RECORDS SHOWN ▸
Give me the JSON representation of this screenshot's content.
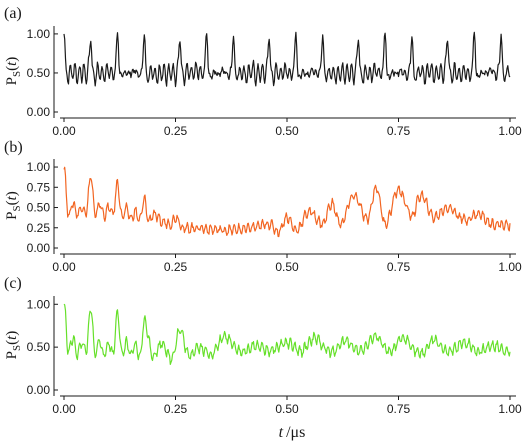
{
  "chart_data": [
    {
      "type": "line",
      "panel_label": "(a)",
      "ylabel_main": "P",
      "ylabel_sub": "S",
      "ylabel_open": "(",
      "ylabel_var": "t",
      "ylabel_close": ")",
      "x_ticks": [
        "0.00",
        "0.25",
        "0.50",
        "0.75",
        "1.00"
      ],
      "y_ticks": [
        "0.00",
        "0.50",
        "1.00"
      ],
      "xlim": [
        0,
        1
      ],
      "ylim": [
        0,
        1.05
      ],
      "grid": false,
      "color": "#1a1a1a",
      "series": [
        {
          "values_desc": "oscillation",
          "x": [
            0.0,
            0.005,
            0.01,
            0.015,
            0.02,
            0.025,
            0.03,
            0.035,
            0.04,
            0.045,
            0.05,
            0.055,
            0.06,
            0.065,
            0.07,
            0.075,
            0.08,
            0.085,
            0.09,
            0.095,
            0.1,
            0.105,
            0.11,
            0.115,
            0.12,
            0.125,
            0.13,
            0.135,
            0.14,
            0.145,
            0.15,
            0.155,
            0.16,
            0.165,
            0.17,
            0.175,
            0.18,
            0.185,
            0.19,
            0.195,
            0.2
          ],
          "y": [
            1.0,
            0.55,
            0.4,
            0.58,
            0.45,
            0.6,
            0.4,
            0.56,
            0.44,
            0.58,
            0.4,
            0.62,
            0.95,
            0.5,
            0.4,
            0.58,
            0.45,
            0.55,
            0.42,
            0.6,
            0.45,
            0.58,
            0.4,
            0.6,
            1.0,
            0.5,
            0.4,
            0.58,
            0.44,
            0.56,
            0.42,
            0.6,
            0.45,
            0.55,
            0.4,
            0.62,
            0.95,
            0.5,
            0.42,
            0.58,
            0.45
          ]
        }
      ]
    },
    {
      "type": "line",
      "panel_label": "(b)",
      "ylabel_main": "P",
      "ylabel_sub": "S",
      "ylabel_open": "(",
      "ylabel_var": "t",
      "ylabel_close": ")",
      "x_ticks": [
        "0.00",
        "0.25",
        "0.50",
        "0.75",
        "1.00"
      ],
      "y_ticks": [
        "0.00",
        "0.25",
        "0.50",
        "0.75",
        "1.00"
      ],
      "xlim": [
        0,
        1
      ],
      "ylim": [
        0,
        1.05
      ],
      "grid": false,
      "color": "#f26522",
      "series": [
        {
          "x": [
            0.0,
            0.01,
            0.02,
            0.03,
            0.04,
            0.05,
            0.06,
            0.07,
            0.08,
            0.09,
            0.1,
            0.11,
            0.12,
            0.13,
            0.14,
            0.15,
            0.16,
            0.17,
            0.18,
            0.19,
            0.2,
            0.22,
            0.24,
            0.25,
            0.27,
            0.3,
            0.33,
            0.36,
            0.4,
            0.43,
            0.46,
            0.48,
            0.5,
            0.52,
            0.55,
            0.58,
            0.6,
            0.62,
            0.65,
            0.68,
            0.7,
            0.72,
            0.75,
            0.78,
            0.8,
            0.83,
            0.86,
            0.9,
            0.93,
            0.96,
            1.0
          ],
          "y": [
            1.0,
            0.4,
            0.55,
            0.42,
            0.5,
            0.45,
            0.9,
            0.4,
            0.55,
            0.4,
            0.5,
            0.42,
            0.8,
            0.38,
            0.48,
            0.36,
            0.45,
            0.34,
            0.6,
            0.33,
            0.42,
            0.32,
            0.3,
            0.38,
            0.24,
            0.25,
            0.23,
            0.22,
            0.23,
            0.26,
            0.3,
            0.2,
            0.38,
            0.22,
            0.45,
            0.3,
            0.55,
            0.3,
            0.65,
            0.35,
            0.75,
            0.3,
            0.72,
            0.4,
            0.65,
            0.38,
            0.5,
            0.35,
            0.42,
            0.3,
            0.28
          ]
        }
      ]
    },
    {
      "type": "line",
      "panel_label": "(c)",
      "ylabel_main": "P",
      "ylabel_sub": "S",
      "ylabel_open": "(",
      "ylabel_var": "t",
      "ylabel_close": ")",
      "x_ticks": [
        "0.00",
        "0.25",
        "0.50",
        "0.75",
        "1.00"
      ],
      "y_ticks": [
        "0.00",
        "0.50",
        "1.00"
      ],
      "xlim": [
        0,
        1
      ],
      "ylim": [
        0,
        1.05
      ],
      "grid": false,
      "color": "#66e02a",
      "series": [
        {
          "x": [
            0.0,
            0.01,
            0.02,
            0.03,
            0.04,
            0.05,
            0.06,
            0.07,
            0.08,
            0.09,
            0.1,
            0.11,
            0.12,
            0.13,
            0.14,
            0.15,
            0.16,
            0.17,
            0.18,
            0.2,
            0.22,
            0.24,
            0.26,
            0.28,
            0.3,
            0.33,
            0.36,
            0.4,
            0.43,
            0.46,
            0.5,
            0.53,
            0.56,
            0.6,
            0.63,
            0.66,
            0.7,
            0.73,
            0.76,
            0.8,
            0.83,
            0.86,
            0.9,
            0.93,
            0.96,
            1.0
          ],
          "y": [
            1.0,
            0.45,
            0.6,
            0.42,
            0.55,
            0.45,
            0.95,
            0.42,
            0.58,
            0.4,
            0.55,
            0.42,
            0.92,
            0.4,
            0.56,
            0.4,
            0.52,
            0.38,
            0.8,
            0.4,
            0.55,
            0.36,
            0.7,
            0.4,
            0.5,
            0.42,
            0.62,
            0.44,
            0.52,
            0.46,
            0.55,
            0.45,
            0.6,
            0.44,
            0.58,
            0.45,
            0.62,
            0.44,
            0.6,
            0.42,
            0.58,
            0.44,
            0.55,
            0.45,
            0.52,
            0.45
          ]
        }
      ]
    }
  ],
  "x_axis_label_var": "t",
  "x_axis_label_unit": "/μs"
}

WRITTEN PROBLEM ▸
Copy out all of the data word for word. Do not carry over any picture.

THE RESPONSE ▸
Give me the JSON representation of this screenshot's content.
{
  "chart_data": [
    {
      "type": "line",
      "panel_label": "(a)",
      "ylabel_main": "P",
      "ylabel_sub": "S",
      "ylabel_open": "(",
      "ylabel_var": "t",
      "ylabel_close": ")",
      "x_ticks": [
        "0.00",
        "0.25",
        "0.50",
        "0.75",
        "1.00"
      ],
      "y_ticks": [
        "0.00",
        "0.50",
        "1.00"
      ],
      "xlim": [
        0,
        1
      ],
      "ylim": [
        0,
        1.05
      ],
      "grid": false,
      "color": "#1a1a1a",
      "series": [
        {
          "values_desc": "oscillation",
          "x": [
            0.0,
            0.005,
            0.01,
            0.015,
            0.02,
            0.025,
            0.03,
            0.035,
            0.04,
            0.045,
            0.05,
            0.055,
            0.06,
            0.065,
            0.07,
            0.075,
            0.08,
            0.085,
            0.09,
            0.095,
            0.1,
            0.105,
            0.11,
            0.115,
            0.12,
            0.125,
            0.13,
            0.135,
            0.14,
            0.145,
            0.15,
            0.155,
            0.16,
            0.165,
            0.17,
            0.175,
            0.18,
            0.185,
            0.19,
            0.195,
            0.2
          ],
          "y": [
            1.0,
            0.55,
            0.4,
            0.58,
            0.45,
            0.6,
            0.4,
            0.56,
            0.44,
            0.58,
            0.4,
            0.62,
            0.95,
            0.5,
            0.4,
            0.58,
            0.45,
            0.55,
            0.42,
            0.6,
            0.45,
            0.58,
            0.4,
            0.6,
            1.0,
            0.5,
            0.4,
            0.58,
            0.44,
            0.56,
            0.42,
            0.6,
            0.45,
            0.55,
            0.4,
            0.62,
            0.95,
            0.5,
            0.42,
            0.58,
            0.45
          ]
        }
      ]
    },
    {
      "type": "line",
      "panel_label": "(b)",
      "ylabel_main": "P",
      "ylabel_sub": "S",
      "ylabel_open": "(",
      "ylabel_var": "t",
      "ylabel_close": ")",
      "x_ticks": [
        "0.00",
        "0.25",
        "0.50",
        "0.75",
        "1.00"
      ],
      "y_ticks": [
        "0.00",
        "0.25",
        "0.50",
        "0.75",
        "1.00"
      ],
      "xlim": [
        0,
        1
      ],
      "ylim": [
        0,
        1.05
      ],
      "grid": false,
      "color": "#f26522",
      "series": [
        {
          "x": [
            0.0,
            0.01,
            0.02,
            0.03,
            0.04,
            0.05,
            0.06,
            0.07,
            0.08,
            0.09,
            0.1,
            0.11,
            0.12,
            0.13,
            0.14,
            0.15,
            0.16,
            0.17,
            0.18,
            0.19,
            0.2,
            0.22,
            0.24,
            0.25,
            0.27,
            0.3,
            0.33,
            0.36,
            0.4,
            0.43,
            0.46,
            0.48,
            0.5,
            0.52,
            0.55,
            0.58,
            0.6,
            0.62,
            0.65,
            0.68,
            0.7,
            0.72,
            0.75,
            0.78,
            0.8,
            0.83,
            0.86,
            0.9,
            0.93,
            0.96,
            1.0
          ],
          "y": [
            1.0,
            0.4,
            0.55,
            0.42,
            0.5,
            0.45,
            0.9,
            0.4,
            0.55,
            0.4,
            0.5,
            0.42,
            0.8,
            0.38,
            0.48,
            0.36,
            0.45,
            0.34,
            0.6,
            0.33,
            0.42,
            0.32,
            0.3,
            0.38,
            0.24,
            0.25,
            0.23,
            0.22,
            0.23,
            0.26,
            0.3,
            0.2,
            0.38,
            0.22,
            0.45,
            0.3,
            0.55,
            0.3,
            0.65,
            0.35,
            0.75,
            0.3,
            0.72,
            0.4,
            0.65,
            0.38,
            0.5,
            0.35,
            0.42,
            0.3,
            0.28
          ]
        }
      ]
    },
    {
      "type": "line",
      "panel_label": "(c)",
      "ylabel_main": "P",
      "ylabel_sub": "S",
      "ylabel_open": "(",
      "ylabel_var": "t",
      "ylabel_close": ")",
      "x_ticks": [
        "0.00",
        "0.25",
        "0.50",
        "0.75",
        "1.00"
      ],
      "y_ticks": [
        "0.00",
        "0.50",
        "1.00"
      ],
      "xlim": [
        0,
        1
      ],
      "ylim": [
        0,
        1.05
      ],
      "grid": false,
      "color": "#66e02a",
      "series": [
        {
          "x": [
            0.0,
            0.01,
            0.02,
            0.03,
            0.04,
            0.05,
            0.06,
            0.07,
            0.08,
            0.09,
            0.1,
            0.11,
            0.12,
            0.13,
            0.14,
            0.15,
            0.16,
            0.17,
            0.18,
            0.2,
            0.22,
            0.24,
            0.26,
            0.28,
            0.3,
            0.33,
            0.36,
            0.4,
            0.43,
            0.46,
            0.5,
            0.53,
            0.56,
            0.6,
            0.63,
            0.66,
            0.7,
            0.73,
            0.76,
            0.8,
            0.83,
            0.86,
            0.9,
            0.93,
            0.96,
            1.0
          ],
          "y": [
            1.0,
            0.45,
            0.6,
            0.42,
            0.55,
            0.45,
            0.95,
            0.42,
            0.58,
            0.4,
            0.55,
            0.42,
            0.92,
            0.4,
            0.56,
            0.4,
            0.52,
            0.38,
            0.8,
            0.4,
            0.55,
            0.36,
            0.7,
            0.4,
            0.5,
            0.42,
            0.62,
            0.44,
            0.52,
            0.46,
            0.55,
            0.45,
            0.6,
            0.44,
            0.58,
            0.45,
            0.62,
            0.44,
            0.6,
            0.42,
            0.58,
            0.44,
            0.55,
            0.45,
            0.52,
            0.45
          ]
        }
      ]
    }
  ],
  "x_axis_label_var": "t",
  "x_axis_label_unit": "/μs"
}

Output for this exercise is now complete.